* [OBJECTIVE]:
Report each line of the data that has "under" somewhere in it.
— begin MATERIALS PROVIDED —
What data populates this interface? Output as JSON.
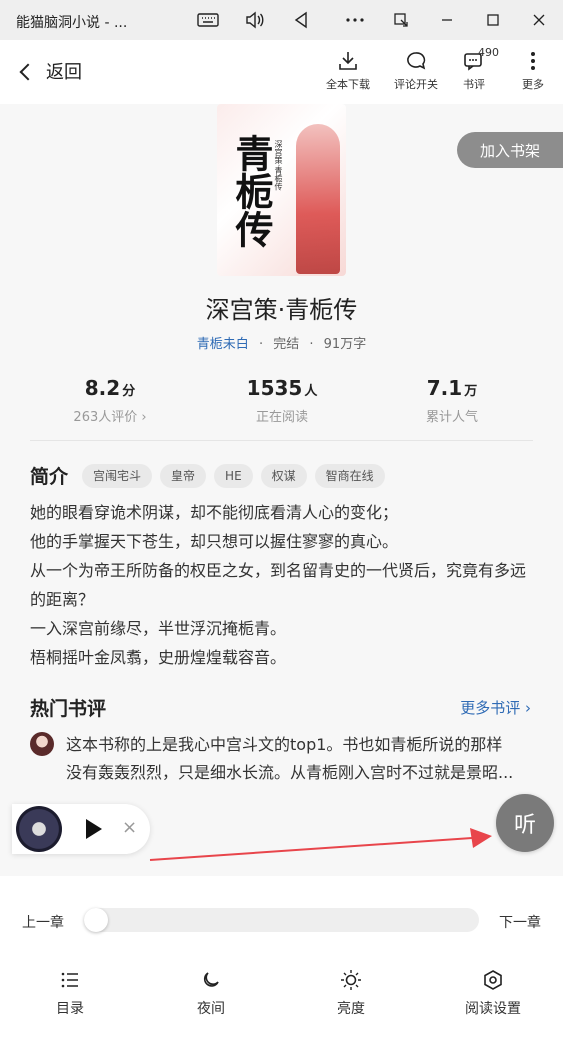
{
  "window": {
    "title": "能猫脑洞小说 - ...",
    "icons": [
      "keyboard-icon",
      "volume-icon",
      "back-triangle-icon",
      "more-dots-icon",
      "snap-icon",
      "minimize-icon",
      "maximize-icon",
      "close-icon"
    ]
  },
  "appbar": {
    "back_label": "返回",
    "actions": [
      {
        "label": "全本下载",
        "icon": "download-icon"
      },
      {
        "label": "评论开关",
        "icon": "comment-icon"
      },
      {
        "label": "书评",
        "icon": "review-icon",
        "badge": "490"
      },
      {
        "label": "更多",
        "icon": "more-vert-icon"
      }
    ]
  },
  "book": {
    "cover_title": "青栀传",
    "cover_small": "深宫策·青栀传",
    "cover_author": "青栀未白",
    "add_to_shelf": "加入书架",
    "title": "深宫策·青栀传",
    "author": "青栀未白",
    "status": "完结",
    "words": "91万字",
    "sep": "·"
  },
  "stats": [
    {
      "value": "8.2",
      "unit": "分",
      "label": "263人评价 ›"
    },
    {
      "value": "1535",
      "unit": "人",
      "label": "正在阅读"
    },
    {
      "value": "7.1",
      "unit": "万",
      "label": "累计人气"
    }
  ],
  "intro": {
    "heading": "简介",
    "tags": [
      "宫闱宅斗",
      "皇帝",
      "HE",
      "权谋",
      "智商在线"
    ],
    "lines": [
      "她的眼看穿诡术阴谋，却不能彻底看清人心的变化；",
      "他的手掌握天下苍生，却只想可以握住寥寥的真心。",
      "从一个为帝王所防备的权臣之女，到名留青史的一代贤后，究竟有多远的距离？",
      "一入深宫前缘尽，半世浮沉掩栀青。",
      "梧桐摇叶金凤翥，史册煌煌载容音。"
    ]
  },
  "reviews": {
    "heading": "热门书评",
    "more": "更多书评 ›",
    "line1": "这本书称的上是我心中宫斗文的top1。书也如青栀所说的那样",
    "line2": "没有轰轰烈烈，只是细水长流。从青栀刚入宫时不过就是景昭..."
  },
  "player": {
    "close": "×"
  },
  "listen": "听",
  "reader": {
    "prev": "上一章",
    "next": "下一章",
    "progress": 0,
    "nav": [
      {
        "label": "目录",
        "icon": "list-icon"
      },
      {
        "label": "夜间",
        "icon": "moon-icon"
      },
      {
        "label": "亮度",
        "icon": "brightness-icon"
      },
      {
        "label": "阅读设置",
        "icon": "settings-icon"
      }
    ]
  },
  "colors": {
    "link": "#2f6bb5",
    "arrow": "#e8454b",
    "shelf_button": "#8d8d8d"
  }
}
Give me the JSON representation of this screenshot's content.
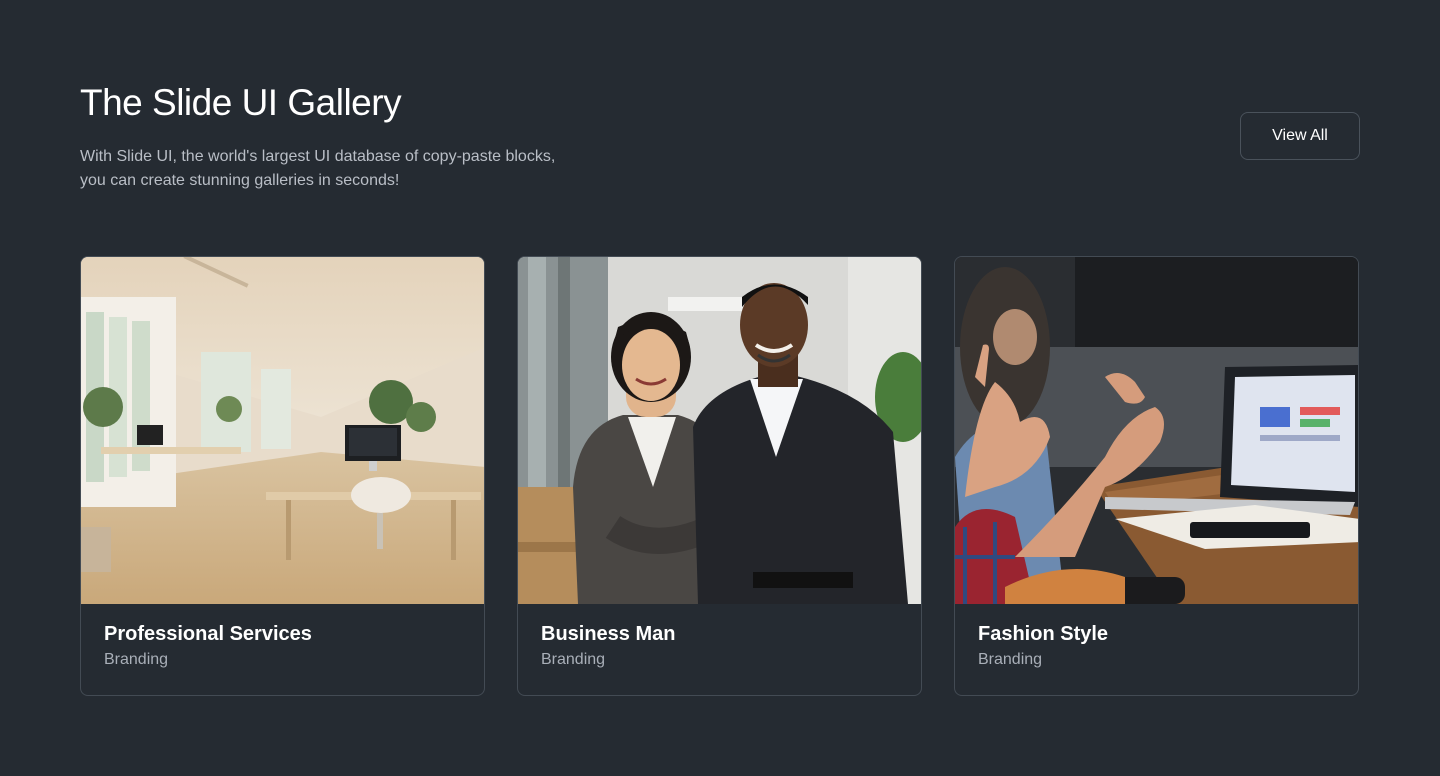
{
  "header": {
    "title": "The Slide UI Gallery",
    "subtitle": "With Slide UI, the world's largest UI database of copy-paste blocks, you can create stunning galleries in seconds!",
    "view_all_label": "View All"
  },
  "cards": [
    {
      "title": "Professional Services",
      "category": "Branding",
      "image": "office-interior-photo"
    },
    {
      "title": "Business Man",
      "category": "Branding",
      "image": "business-people-portrait-photo"
    },
    {
      "title": "Fashion Style",
      "category": "Branding",
      "image": "meeting-laptop-photo"
    }
  ],
  "colors": {
    "background": "#252b32",
    "card_border": "#434b54",
    "muted_text": "#a9afb8"
  }
}
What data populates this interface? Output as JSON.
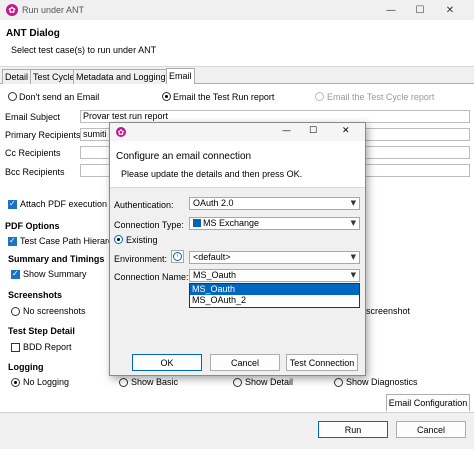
{
  "window": {
    "title": "Run under ANT",
    "header_title": "ANT Dialog",
    "header_subtitle": "Select test case(s) to run under ANT",
    "controls": [
      "—",
      "☐",
      "✕"
    ]
  },
  "tabs": [
    "Detail",
    "Test Cycle",
    "Metadata and Logging",
    "Email"
  ],
  "active_tab": "Email",
  "email": {
    "radio_options": [
      "Don't send an Email",
      "Email the Test Run report",
      "Email the Test Cycle report"
    ],
    "selected_option": "Email the Test Run report",
    "subject_label": "Email Subject",
    "subject_value": "Provar test run report",
    "primary_label": "Primary Recipients",
    "primary_value": "sumiti",
    "cc_label": "Cc Recipients",
    "bcc_label": "Bcc Recipients",
    "attach_pdf_label": "Attach PDF execution re",
    "attach_pdf_checked": true
  },
  "pdf_options": {
    "title": "PDF Options",
    "hierarchy_label": "Test Case Path Hierarch",
    "summary_title": "Summary and Timings",
    "show_summary_label": "Show Summary"
  },
  "screenshots": {
    "title": "Screenshots",
    "no_screenshots_label": "No screenshots",
    "right_fragment": "screenshot"
  },
  "step_detail": {
    "title": "Test Step Detail",
    "bdd_label": "BDD Report"
  },
  "logging": {
    "title": "Logging",
    "options": [
      "No Logging",
      "Show Basic",
      "Show Detail",
      "Show Diagnostics"
    ],
    "selected": "No Logging"
  },
  "footer": {
    "email_config_label": "Email Configuration",
    "run_label": "Run",
    "cancel_label": "Cancel"
  },
  "modal": {
    "title": "Configure an email connection",
    "subtitle": "Please update the details and then press OK.",
    "auth_label": "Authentication:",
    "auth_value": "OAuth 2.0",
    "conn_type_label": "Connection Type:",
    "conn_type_value": "MS Exchange",
    "existing_label": "Existing",
    "env_label": "Environment:",
    "env_value": "<default>",
    "conn_name_label": "Connection Name:",
    "conn_name_value": "MS_Oauth",
    "dropdown_options": [
      "MS_Oauth",
      "MS_OAuth_2"
    ],
    "dropdown_selected": "MS_Oauth",
    "ok_label": "OK",
    "cancel_label": "Cancel",
    "test_label": "Test Connection",
    "controls": [
      "—",
      "☐",
      "✕"
    ]
  },
  "colors": {
    "accent": "#0067c0",
    "brand": "#c2188f",
    "checkbox": "#1a73c6"
  }
}
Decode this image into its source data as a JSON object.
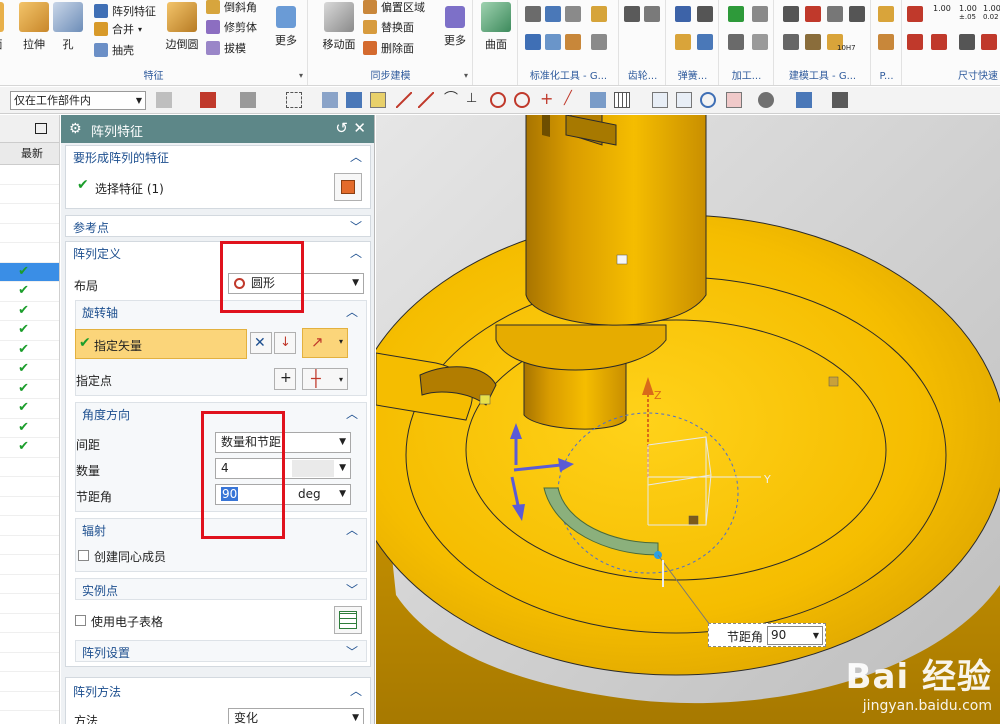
{
  "ribbon": {
    "groups": {
      "feature": {
        "label": "特征",
        "buttons": {
          "extrude": "拉伸",
          "hole": "孔",
          "pattern_feature": "阵列特征",
          "unite": "合并",
          "shell": "抽壳",
          "edge_blend": "边倒圆",
          "chamfer": "倒斜角",
          "trim_body": "修剪体",
          "draft": "拔模",
          "more": "更多"
        }
      },
      "sync": {
        "label": "同步建模",
        "buttons": {
          "move_face": "移动面",
          "offset_region": "偏置区域",
          "replace_face": "替换面",
          "delete_face": "删除面",
          "more": "更多"
        }
      },
      "surface": {
        "buttons": {
          "surface": "曲面"
        }
      },
      "standard_tools": {
        "label": "标准化工具 - G..."
      },
      "gear": {
        "label": "齿轮..."
      },
      "spring": {
        "label": "弹簧..."
      },
      "machining": {
        "label": "加工..."
      },
      "modeling_tools": {
        "label": "建模工具 - G..."
      },
      "p": {
        "label": "P..."
      },
      "dimension": {
        "label": "尺寸快速"
      },
      "tiny_labels": {
        "tol1": "1.00",
        "tol2": "1.00",
        "tol3": "1.00",
        "tol3b": "0.02",
        "tol2b": "±.05",
        "fit": "10H7"
      }
    }
  },
  "toolbar": {
    "scope_select": "仅在工作部件内"
  },
  "navigator": {
    "column_latest": "最新",
    "check_glyph": "✔",
    "rows": [
      {
        "checked": false,
        "selected": false
      },
      {
        "checked": false,
        "selected": false
      },
      {
        "checked": false,
        "selected": false
      },
      {
        "checked": false,
        "selected": false
      },
      {
        "checked": false,
        "selected": false
      },
      {
        "checked": true,
        "selected": true
      },
      {
        "checked": true,
        "selected": false
      },
      {
        "checked": true,
        "selected": false
      },
      {
        "checked": true,
        "selected": false
      },
      {
        "checked": true,
        "selected": false
      },
      {
        "checked": true,
        "selected": false
      },
      {
        "checked": true,
        "selected": false
      },
      {
        "checked": true,
        "selected": false
      },
      {
        "checked": true,
        "selected": false
      },
      {
        "checked": true,
        "selected": false
      },
      {
        "checked": false,
        "selected": false
      },
      {
        "checked": false,
        "selected": false
      },
      {
        "checked": false,
        "selected": false
      },
      {
        "checked": false,
        "selected": false
      },
      {
        "checked": false,
        "selected": false
      },
      {
        "checked": false,
        "selected": false
      },
      {
        "checked": false,
        "selected": false
      },
      {
        "checked": false,
        "selected": false
      },
      {
        "checked": false,
        "selected": false
      },
      {
        "checked": false,
        "selected": false
      },
      {
        "checked": false,
        "selected": false
      },
      {
        "checked": false,
        "selected": false
      },
      {
        "checked": false,
        "selected": false
      }
    ]
  },
  "dialog": {
    "title": "阵列特征",
    "features_section": {
      "title": "要形成阵列的特征",
      "select_feature": "选择特征 (1)"
    },
    "reference_section": {
      "title": "参考点"
    },
    "definition_section": {
      "title": "阵列定义",
      "layout_label": "布局",
      "layout_value": "圆形",
      "rotation_axis": {
        "title": "旋转轴",
        "specify_vector": "指定矢量",
        "specify_point": "指定点"
      },
      "angle_direction": {
        "title": "角度方向",
        "spacing_label": "间距",
        "spacing_value": "数量和节距",
        "count_label": "数量",
        "count_value": "4",
        "pitch_label": "节距角",
        "pitch_value": "90",
        "pitch_unit": "deg"
      },
      "radial": {
        "title": "辐射",
        "create_concentric": "创建同心成员"
      },
      "instance_points": {
        "title": "实例点"
      },
      "use_spreadsheet": "使用电子表格",
      "pattern_settings": {
        "title": "阵列设置"
      }
    },
    "method_section": {
      "title": "阵列方法",
      "method_label": "方法",
      "method_value": "变化"
    }
  },
  "viewport": {
    "axis_labels": {
      "z": "Z",
      "y": "Y"
    },
    "pitch_box": {
      "label": "节距角",
      "value": "90"
    },
    "watermark": {
      "logo": "Bai 经验",
      "url": "jingyan.baidu.com"
    }
  },
  "colors": {
    "part_yellow": "#f5bd00",
    "dialog_title": "#5d8788",
    "section_title": "#1d4f8f",
    "highlight_red": "#e0121d",
    "row_selected": "#3a8ee6"
  }
}
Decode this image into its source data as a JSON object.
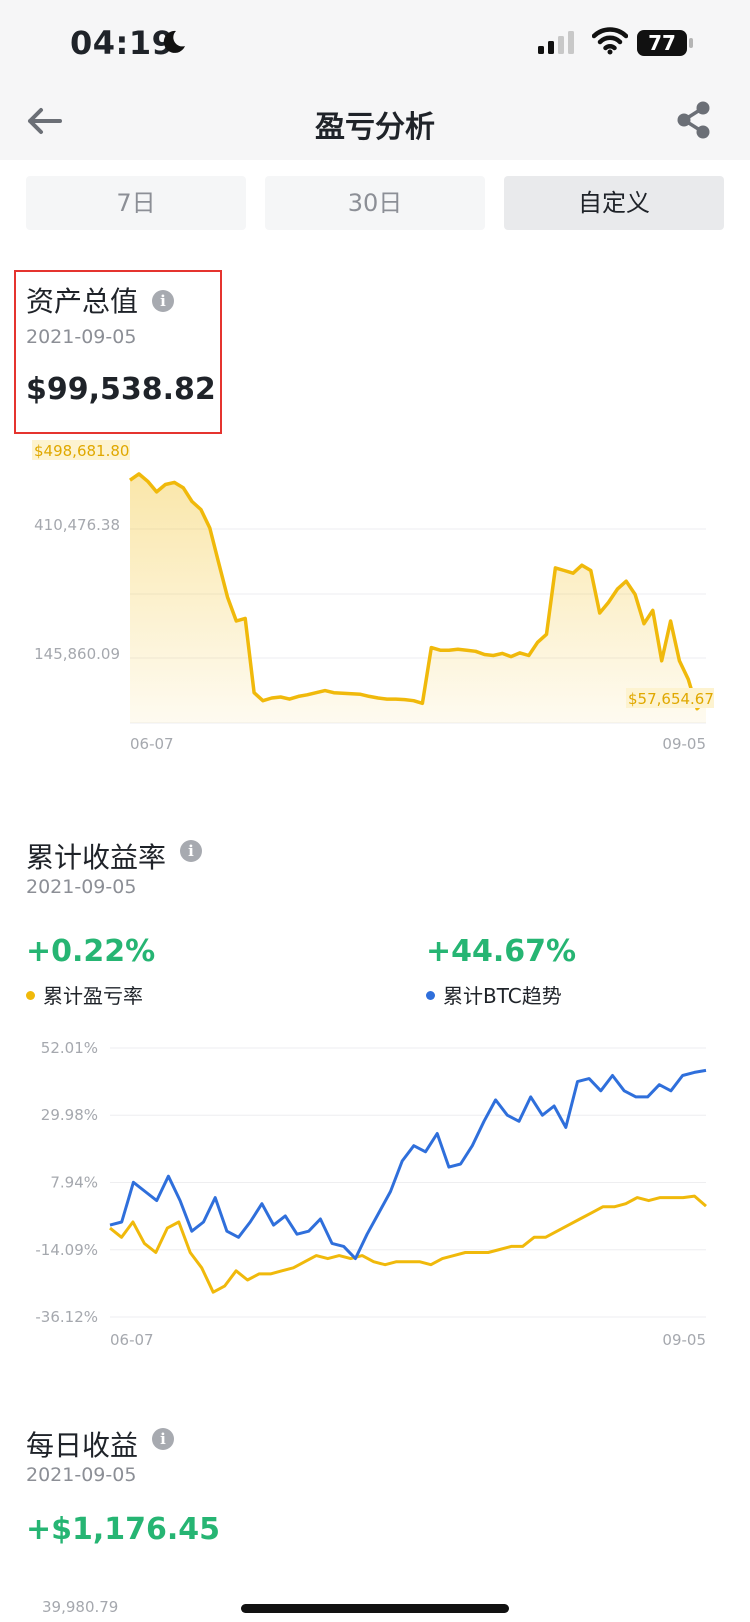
{
  "status_bar": {
    "time": "04:19",
    "battery": "77"
  },
  "header": {
    "title": "盈亏分析"
  },
  "tabs": [
    {
      "label": "7日",
      "active": false
    },
    {
      "label": "30日",
      "active": false
    },
    {
      "label": "自定义",
      "active": true
    }
  ],
  "total_assets": {
    "title": "资产总值",
    "date": "2021-09-05",
    "value": "$99,538.82",
    "chart_data": {
      "type": "area",
      "x_start_label": "06-07",
      "x_end_label": "09-05",
      "y_tick_labels": [
        "410,476.38",
        "145,860.09"
      ],
      "y_ticks": [
        410476.38,
        145860.09
      ],
      "max_label": "$498,681.80",
      "min_label": "$57,654.67",
      "ylim": [
        13000,
        498681.8
      ],
      "color": "#f0b90b",
      "values": [
        470000,
        482000,
        468000,
        448000,
        462000,
        466000,
        456000,
        430000,
        415000,
        380000,
        315000,
        250000,
        205000,
        210000,
        70000,
        55000,
        60000,
        62000,
        58000,
        63000,
        66000,
        70000,
        74000,
        70000,
        69000,
        68000,
        67000,
        63000,
        60000,
        58000,
        58000,
        57000,
        55000,
        50000,
        155000,
        150000,
        150000,
        152000,
        150000,
        148000,
        142000,
        140000,
        144000,
        138000,
        145000,
        140000,
        165000,
        180000,
        305000,
        300000,
        295000,
        310000,
        300000,
        220000,
        240000,
        265000,
        280000,
        255000,
        200000,
        225000,
        130000,
        205000,
        130000,
        95000,
        40000,
        57654.67
      ]
    }
  },
  "cumulative_return": {
    "title": "累计收益率",
    "date": "2021-09-05",
    "pnl_rate": {
      "value": "+0.22%",
      "label": "累计盈亏率"
    },
    "btc_trend": {
      "value": "+44.67%",
      "label": "累计BTC趋势"
    },
    "chart_data": {
      "type": "line",
      "x_start_label": "06-07",
      "x_end_label": "09-05",
      "y_tick_labels": [
        "52.01%",
        "29.98%",
        "7.94%",
        "-14.09%",
        "-36.12%"
      ],
      "y_ticks": [
        52.01,
        29.98,
        7.94,
        -14.09,
        -36.12
      ],
      "ylim": [
        -36.12,
        52.01
      ],
      "series": [
        {
          "name": "累计盈亏率",
          "color": "#f0b90b",
          "values": [
            -7,
            -10,
            -5,
            -12,
            -15,
            -7,
            -5,
            -15,
            -20,
            -28,
            -26,
            -21,
            -24,
            -22,
            -22,
            -21,
            -20,
            -18,
            -16,
            -17,
            -16,
            -17,
            -16,
            -18,
            -19,
            -18,
            -18,
            -18,
            -19,
            -17,
            -16,
            -15,
            -15,
            -15,
            -14,
            -13,
            -13,
            -10,
            -10,
            -8,
            -6,
            -4,
            -2,
            0,
            0,
            1,
            3,
            2,
            3,
            3,
            3,
            3.5,
            0.22
          ]
        },
        {
          "name": "累计BTC趋势",
          "color": "#2f6fdb",
          "values": [
            -6,
            -5,
            8,
            5,
            2,
            10,
            2,
            -8,
            -5,
            3,
            -8,
            -10,
            -5,
            1,
            -6,
            -3,
            -9,
            -8,
            -4,
            -12,
            -13,
            -17,
            -9,
            -2,
            5,
            15,
            20,
            18,
            24,
            13,
            14,
            20,
            28,
            35,
            30,
            28,
            36,
            30,
            33,
            26,
            41,
            42,
            38,
            43,
            38,
            36,
            36,
            40,
            38,
            43,
            44,
            44.67
          ]
        }
      ]
    }
  },
  "daily_earnings": {
    "title": "每日收益",
    "date": "2021-09-05",
    "value": "+$1,176.45",
    "axis_label": "39,980.79"
  }
}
— end MATERIALS PROVIDED —
* [THE RESPONSE]:
    "title": "Run under ANT",
    "header_subtitle": "Select test case(s) to run under ANT",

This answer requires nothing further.